TO DO — Copy out all lines that carry the word "title".

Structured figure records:
---

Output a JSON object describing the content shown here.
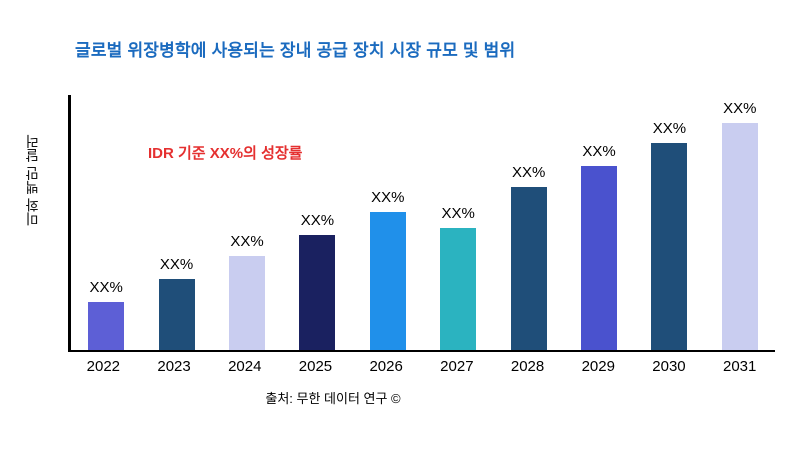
{
  "title": "글로벌 위장병학에 사용되는 장내 공급 장치 시장 규모 및 범위",
  "annotation": "IDR 기준 XX%의 성장률",
  "source": "출처: 무한 데이터 연구 ©",
  "colors": {
    "title": "#1B6BBF",
    "annotation": "#E53030",
    "axis": "#000000"
  },
  "chart_data": {
    "type": "bar",
    "title": "글로벌 위장병학에 사용되는 장내 공급 장치 시장 규모 및 범위",
    "xlabel": "",
    "ylabel": "미화 백만 달러",
    "ylim": [
      0,
      100
    ],
    "grid": false,
    "legend": "none",
    "categories": [
      "2022",
      "2023",
      "2024",
      "2025",
      "2026",
      "2027",
      "2028",
      "2029",
      "2030",
      "2031"
    ],
    "values": [
      19,
      28,
      37,
      45,
      54,
      48,
      64,
      72,
      81,
      89
    ],
    "bar_labels": [
      "XX%",
      "XX%",
      "XX%",
      "XX%",
      "XX%",
      "XX%",
      "XX%",
      "XX%",
      "XX%",
      "XX%"
    ],
    "bar_colors": [
      "#5D5FD6",
      "#1F4E79",
      "#C9CDF0",
      "#1A2160",
      "#2090EA",
      "#2BB3C0",
      "#1F4E79",
      "#4A52CE",
      "#1F4E79",
      "#C9CDF0"
    ]
  }
}
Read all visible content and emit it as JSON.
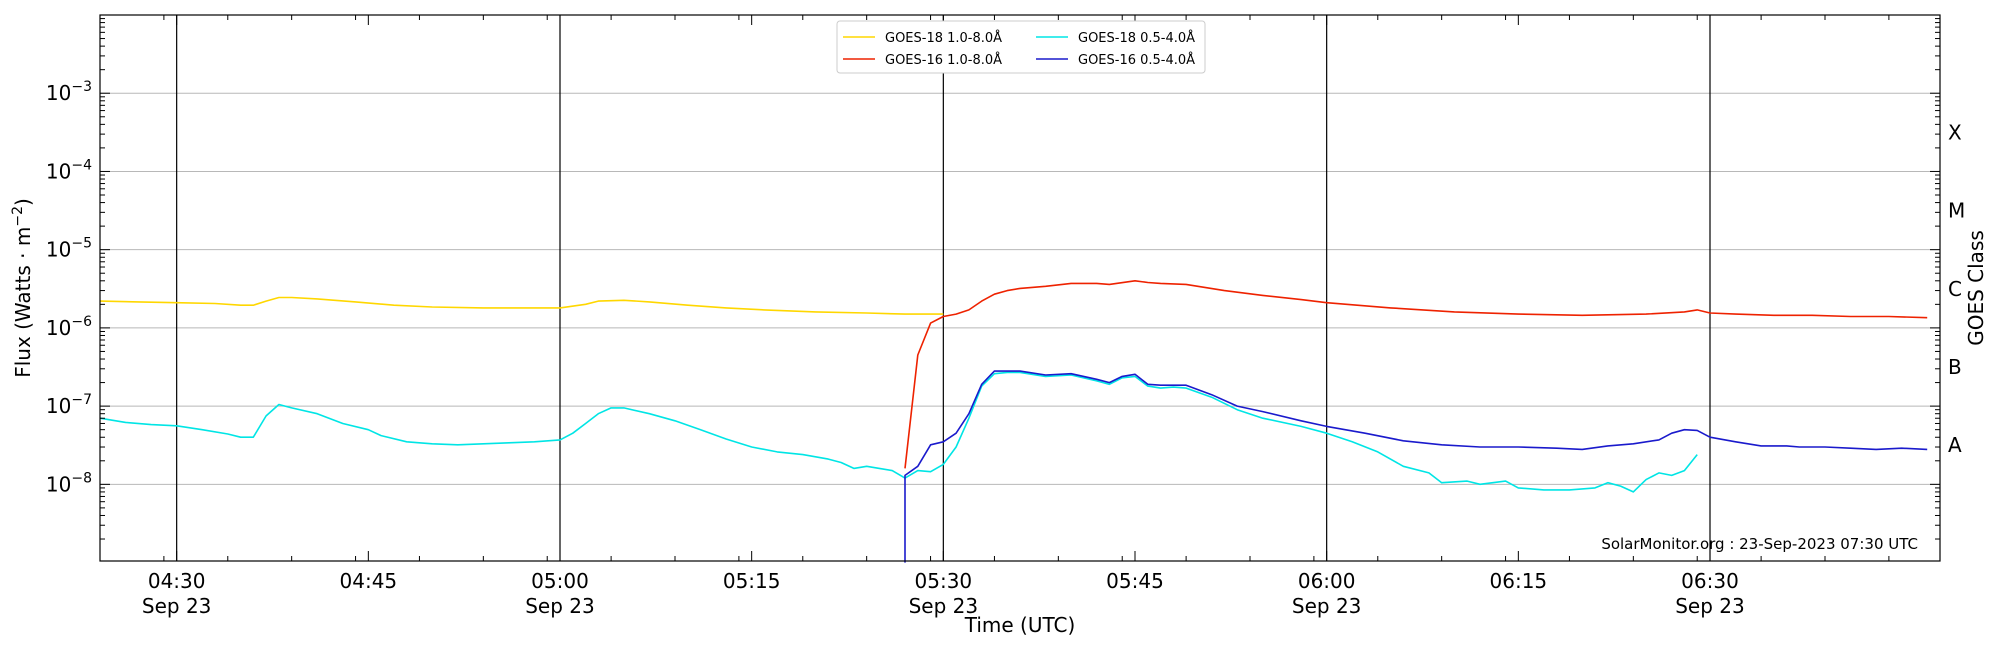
{
  "chart_data": {
    "type": "line",
    "xlabel": "Time (UTC)",
    "ylabel": "Flux (Watts · m",
    "ylabel_sup": "−2",
    "ylabel_close": ")",
    "right_label": "GOES Class",
    "credit": "SolarMonitor.org : 23-Sep-2023 07:30 UTC",
    "xlim": [
      "04:24",
      "06:48"
    ],
    "ylim_log10": [
      -8.98,
      -2.0
    ],
    "y_scale": "log",
    "grid": "horizontal at each decade",
    "legend_position": "top-center",
    "x_ticks": [
      {
        "time": "04:30",
        "label": "04:30",
        "date": "Sep 23",
        "vline": true
      },
      {
        "time": "04:45",
        "label": "04:45",
        "date": "",
        "vline": false
      },
      {
        "time": "05:00",
        "label": "05:00",
        "date": "Sep 23",
        "vline": true
      },
      {
        "time": "05:15",
        "label": "05:15",
        "date": "",
        "vline": false
      },
      {
        "time": "05:30",
        "label": "05:30",
        "date": "Sep 23",
        "vline": true
      },
      {
        "time": "05:45",
        "label": "05:45",
        "date": "",
        "vline": false
      },
      {
        "time": "06:00",
        "label": "06:00",
        "date": "Sep 23",
        "vline": true
      },
      {
        "time": "06:15",
        "label": "06:15",
        "date": "",
        "vline": false
      },
      {
        "time": "06:30",
        "label": "06:30",
        "date": "Sep 23",
        "vline": true
      }
    ],
    "y_ticks": [
      {
        "exp": -8,
        "base": "10",
        "sup": "−8"
      },
      {
        "exp": -7,
        "base": "10",
        "sup": "−7"
      },
      {
        "exp": -6,
        "base": "10",
        "sup": "−6"
      },
      {
        "exp": -5,
        "base": "10",
        "sup": "−5"
      },
      {
        "exp": -4,
        "base": "10",
        "sup": "−4"
      },
      {
        "exp": -3,
        "base": "10",
        "sup": "−3"
      }
    ],
    "goes_classes": [
      {
        "label": "A",
        "exp": -7.5
      },
      {
        "label": "B",
        "exp": -6.5
      },
      {
        "label": "C",
        "exp": -5.5
      },
      {
        "label": "M",
        "exp": -4.5
      },
      {
        "label": "X",
        "exp": -3.5
      }
    ],
    "series": [
      {
        "name": "GOES-18 1.0-8.0Å",
        "color": "#ffd700",
        "points": [
          [
            "04:24",
            2.2e-06
          ],
          [
            "04:27",
            2.15e-06
          ],
          [
            "04:30",
            2.1e-06
          ],
          [
            "04:33",
            2.05e-06
          ],
          [
            "04:35",
            1.95e-06
          ],
          [
            "04:36",
            1.95e-06
          ],
          [
            "04:37",
            2.2e-06
          ],
          [
            "04:38",
            2.45e-06
          ],
          [
            "04:39",
            2.45e-06
          ],
          [
            "04:41",
            2.35e-06
          ],
          [
            "04:44",
            2.15e-06
          ],
          [
            "04:47",
            1.95e-06
          ],
          [
            "04:50",
            1.85e-06
          ],
          [
            "04:54",
            1.8e-06
          ],
          [
            "04:58",
            1.8e-06
          ],
          [
            "05:00",
            1.8e-06
          ],
          [
            "05:02",
            2e-06
          ],
          [
            "05:03",
            2.2e-06
          ],
          [
            "05:05",
            2.25e-06
          ],
          [
            "05:07",
            2.15e-06
          ],
          [
            "05:10",
            1.95e-06
          ],
          [
            "05:13",
            1.8e-06
          ],
          [
            "05:16",
            1.7e-06
          ],
          [
            "05:20",
            1.6e-06
          ],
          [
            "05:24",
            1.55e-06
          ],
          [
            "05:27",
            1.5e-06
          ],
          [
            "05:29",
            1.5e-06
          ],
          [
            "05:30",
            1.5e-06
          ]
        ]
      },
      {
        "name": "GOES-16 1.0-8.0Å",
        "color": "#ee2200",
        "points": [
          [
            "05:27",
            1.6e-08
          ],
          [
            "05:28",
            4.5e-07
          ],
          [
            "05:29",
            1.15e-06
          ],
          [
            "05:30",
            1.4e-06
          ],
          [
            "05:31",
            1.5e-06
          ],
          [
            "05:32",
            1.7e-06
          ],
          [
            "05:33",
            2.2e-06
          ],
          [
            "05:34",
            2.7e-06
          ],
          [
            "05:35",
            3e-06
          ],
          [
            "05:36",
            3.2e-06
          ],
          [
            "05:38",
            3.4e-06
          ],
          [
            "05:40",
            3.7e-06
          ],
          [
            "05:42",
            3.7e-06
          ],
          [
            "05:43",
            3.6e-06
          ],
          [
            "05:45",
            4e-06
          ],
          [
            "05:46",
            3.8e-06
          ],
          [
            "05:47",
            3.7e-06
          ],
          [
            "05:49",
            3.6e-06
          ],
          [
            "05:52",
            3e-06
          ],
          [
            "05:55",
            2.6e-06
          ],
          [
            "05:58",
            2.3e-06
          ],
          [
            "06:00",
            2.1e-06
          ],
          [
            "06:05",
            1.8e-06
          ],
          [
            "06:10",
            1.6e-06
          ],
          [
            "06:15",
            1.5e-06
          ],
          [
            "06:20",
            1.45e-06
          ],
          [
            "06:25",
            1.5e-06
          ],
          [
            "06:28",
            1.6e-06
          ],
          [
            "06:29",
            1.7e-06
          ],
          [
            "06:30",
            1.55e-06
          ],
          [
            "06:32",
            1.5e-06
          ],
          [
            "06:35",
            1.45e-06
          ],
          [
            "06:38",
            1.45e-06
          ],
          [
            "06:41",
            1.4e-06
          ],
          [
            "06:44",
            1.4e-06
          ],
          [
            "06:47",
            1.35e-06
          ]
        ]
      },
      {
        "name": "GOES-18 0.5-4.0Å",
        "color": "#00e5e5",
        "points": [
          [
            "04:24",
            7e-08
          ],
          [
            "04:26",
            6.2e-08
          ],
          [
            "04:28",
            5.8e-08
          ],
          [
            "04:30",
            5.6e-08
          ],
          [
            "04:32",
            5e-08
          ],
          [
            "04:34",
            4.4e-08
          ],
          [
            "04:35",
            4e-08
          ],
          [
            "04:36",
            4e-08
          ],
          [
            "04:37",
            7.5e-08
          ],
          [
            "04:38",
            1.05e-07
          ],
          [
            "04:39",
            9.5e-08
          ],
          [
            "04:41",
            8e-08
          ],
          [
            "04:43",
            6e-08
          ],
          [
            "04:45",
            5e-08
          ],
          [
            "04:46",
            4.2e-08
          ],
          [
            "04:48",
            3.5e-08
          ],
          [
            "04:50",
            3.3e-08
          ],
          [
            "04:52",
            3.2e-08
          ],
          [
            "04:54",
            3.3e-08
          ],
          [
            "04:56",
            3.4e-08
          ],
          [
            "04:58",
            3.5e-08
          ],
          [
            "05:00",
            3.7e-08
          ],
          [
            "05:01",
            4.5e-08
          ],
          [
            "05:02",
            6e-08
          ],
          [
            "05:03",
            8e-08
          ],
          [
            "05:04",
            9.5e-08
          ],
          [
            "05:05",
            9.5e-08
          ],
          [
            "05:07",
            8e-08
          ],
          [
            "05:09",
            6.5e-08
          ],
          [
            "05:11",
            5e-08
          ],
          [
            "05:13",
            3.8e-08
          ],
          [
            "05:15",
            3e-08
          ],
          [
            "05:17",
            2.6e-08
          ],
          [
            "05:19",
            2.4e-08
          ],
          [
            "05:21",
            2.1e-08
          ],
          [
            "05:22",
            1.9e-08
          ],
          [
            "05:23",
            1.6e-08
          ],
          [
            "05:24",
            1.7e-08
          ],
          [
            "05:25",
            1.6e-08
          ],
          [
            "05:26",
            1.5e-08
          ],
          [
            "05:27",
            1.2e-08
          ],
          [
            "05:28",
            1.5e-08
          ],
          [
            "05:29",
            1.45e-08
          ],
          [
            "05:30",
            1.8e-08
          ],
          [
            "05:31",
            3e-08
          ],
          [
            "05:32",
            7e-08
          ],
          [
            "05:33",
            1.8e-07
          ],
          [
            "05:34",
            2.6e-07
          ],
          [
            "05:35",
            2.7e-07
          ],
          [
            "05:36",
            2.7e-07
          ],
          [
            "05:38",
            2.4e-07
          ],
          [
            "05:40",
            2.5e-07
          ],
          [
            "05:42",
            2.1e-07
          ],
          [
            "05:43",
            1.9e-07
          ],
          [
            "05:44",
            2.3e-07
          ],
          [
            "05:45",
            2.4e-07
          ],
          [
            "05:46",
            1.8e-07
          ],
          [
            "05:47",
            1.7e-07
          ],
          [
            "05:48",
            1.75e-07
          ],
          [
            "05:49",
            1.7e-07
          ],
          [
            "05:51",
            1.3e-07
          ],
          [
            "05:53",
            9e-08
          ],
          [
            "05:55",
            7e-08
          ],
          [
            "05:58",
            5.5e-08
          ],
          [
            "06:00",
            4.5e-08
          ],
          [
            "06:02",
            3.5e-08
          ],
          [
            "06:04",
            2.6e-08
          ],
          [
            "06:06",
            1.7e-08
          ],
          [
            "06:08",
            1.4e-08
          ],
          [
            "06:09",
            1.05e-08
          ],
          [
            "06:11",
            1.1e-08
          ],
          [
            "06:12",
            1e-08
          ],
          [
            "06:14",
            1.1e-08
          ],
          [
            "06:15",
            9e-09
          ],
          [
            "06:17",
            8.5e-09
          ],
          [
            "06:19",
            8.5e-09
          ],
          [
            "06:21",
            9e-09
          ],
          [
            "06:22",
            1.05e-08
          ],
          [
            "06:23",
            9.5e-09
          ],
          [
            "06:24",
            8e-09
          ],
          [
            "06:25",
            1.15e-08
          ],
          [
            "06:26",
            1.4e-08
          ],
          [
            "06:27",
            1.3e-08
          ],
          [
            "06:28",
            1.5e-08
          ],
          [
            "06:29",
            2.4e-08
          ]
        ]
      },
      {
        "name": "GOES-16 0.5-4.0Å",
        "color": "#1a1acc",
        "points": [
          [
            "05:27",
            1e-09
          ],
          [
            "05:27",
            1.3e-08
          ],
          [
            "05:28",
            1.7e-08
          ],
          [
            "05:29",
            3.2e-08
          ],
          [
            "05:30",
            3.5e-08
          ],
          [
            "05:31",
            4.5e-08
          ],
          [
            "05:32",
            8e-08
          ],
          [
            "05:33",
            1.9e-07
          ],
          [
            "05:34",
            2.8e-07
          ],
          [
            "05:35",
            2.8e-07
          ],
          [
            "05:36",
            2.8e-07
          ],
          [
            "05:38",
            2.5e-07
          ],
          [
            "05:40",
            2.6e-07
          ],
          [
            "05:42",
            2.2e-07
          ],
          [
            "05:43",
            2e-07
          ],
          [
            "05:44",
            2.4e-07
          ],
          [
            "05:45",
            2.55e-07
          ],
          [
            "05:46",
            1.9e-07
          ],
          [
            "05:47",
            1.85e-07
          ],
          [
            "05:49",
            1.85e-07
          ],
          [
            "05:51",
            1.4e-07
          ],
          [
            "05:53",
            1e-07
          ],
          [
            "05:55",
            8.5e-08
          ],
          [
            "05:58",
            6.5e-08
          ],
          [
            "06:00",
            5.5e-08
          ],
          [
            "06:03",
            4.5e-08
          ],
          [
            "06:06",
            3.6e-08
          ],
          [
            "06:09",
            3.2e-08
          ],
          [
            "06:12",
            3e-08
          ],
          [
            "06:15",
            3e-08
          ],
          [
            "06:18",
            2.9e-08
          ],
          [
            "06:20",
            2.8e-08
          ],
          [
            "06:22",
            3.1e-08
          ],
          [
            "06:24",
            3.3e-08
          ],
          [
            "06:26",
            3.7e-08
          ],
          [
            "06:27",
            4.5e-08
          ],
          [
            "06:28",
            5e-08
          ],
          [
            "06:29",
            4.9e-08
          ],
          [
            "06:30",
            4e-08
          ],
          [
            "06:32",
            3.5e-08
          ],
          [
            "06:34",
            3.1e-08
          ],
          [
            "06:36",
            3.1e-08
          ],
          [
            "06:37",
            3e-08
          ],
          [
            "06:39",
            3e-08
          ],
          [
            "06:41",
            2.9e-08
          ],
          [
            "06:43",
            2.8e-08
          ],
          [
            "06:45",
            2.9e-08
          ],
          [
            "06:47",
            2.8e-08
          ]
        ]
      }
    ]
  }
}
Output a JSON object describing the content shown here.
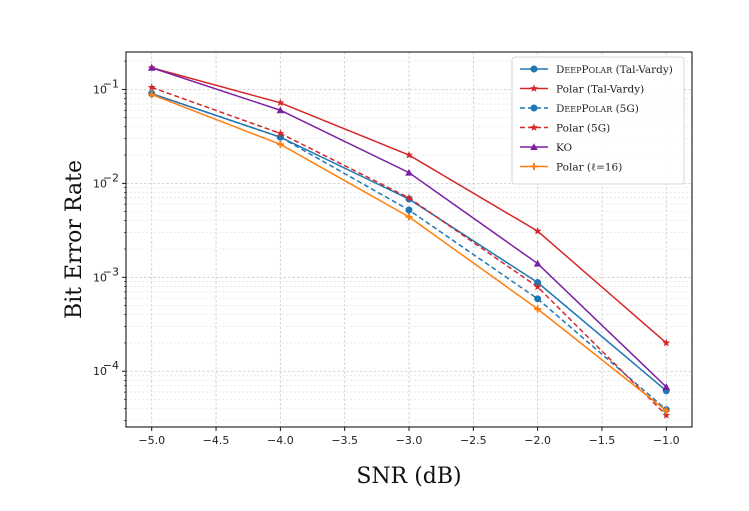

---

THE RESPONSE —
  "title": "글로벌 위장병학에 사용되는 장내 공급 장치 시장 규모 및 범위",
    "title": "#1B6BBF",
    "title": "글로벌 위장병학에 사용되는 장내 공급 장치 시장 규모 및 범위",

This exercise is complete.